--- START ---

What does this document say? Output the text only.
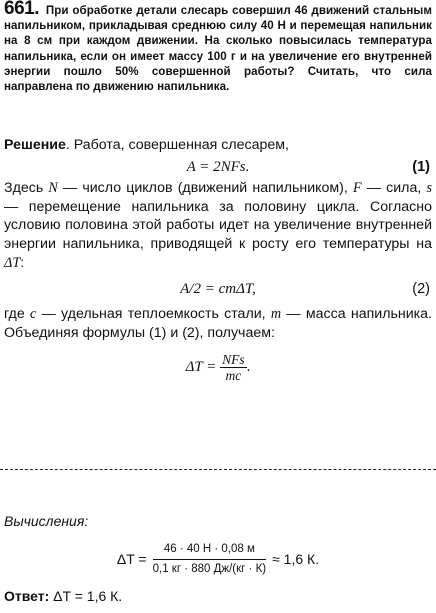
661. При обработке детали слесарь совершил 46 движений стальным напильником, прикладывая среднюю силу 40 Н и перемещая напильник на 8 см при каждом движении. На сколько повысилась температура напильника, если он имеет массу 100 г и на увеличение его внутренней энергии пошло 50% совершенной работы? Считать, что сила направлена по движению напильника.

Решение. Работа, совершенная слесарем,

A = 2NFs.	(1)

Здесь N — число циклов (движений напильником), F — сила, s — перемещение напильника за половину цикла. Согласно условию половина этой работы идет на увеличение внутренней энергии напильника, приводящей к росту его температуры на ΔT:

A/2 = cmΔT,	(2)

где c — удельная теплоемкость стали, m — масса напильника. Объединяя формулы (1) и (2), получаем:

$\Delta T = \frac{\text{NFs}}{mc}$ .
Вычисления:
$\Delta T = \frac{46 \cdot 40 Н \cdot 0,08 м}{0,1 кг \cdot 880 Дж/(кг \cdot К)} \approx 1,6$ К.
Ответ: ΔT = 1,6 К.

--- END ---

- [Instructions for the task]
Without the pictures, print the whole listing exactly as given.

- [The solution]
What does this document say? Output the text only.
661. При обработке детали слесарь совершил 46 движений стальным напильником, прикладывая среднюю силу 40 Н и перемещая напильник на 8 см при каждом движении. На сколько повысилась температура напильника, если он имеет массу 100 г и на увеличение его внутренней энергии пошло 50% совершенной работы? Считать, что сила направлена по движению напильника.

Решение. Работа, совершенная слесарем,

A = 2NFs.	(1)

Здесь N — число циклов (движений напильником), F — сила, s — перемещение напильника за половину цикла. Согласно условию половина этой работы идет на увеличение внутренней энергии напильника, приводящей к росту его температуры на ΔT:

A/2 = cmΔT,	(2)

где c — удельная теплоемкость стали, m — масса напильника. Объединяя формулы (1) и (2), получаем:

$\Delta T = \frac{\text{NFs}}{mc}$ .
Вычисления:
$\Delta T = \frac{46 \cdot 40 Н \cdot 0,08 м}{0,1 кг \cdot 880 Дж/(кг \cdot К)} \approx 1,6$ К.
Ответ: ΔT = 1,6 К.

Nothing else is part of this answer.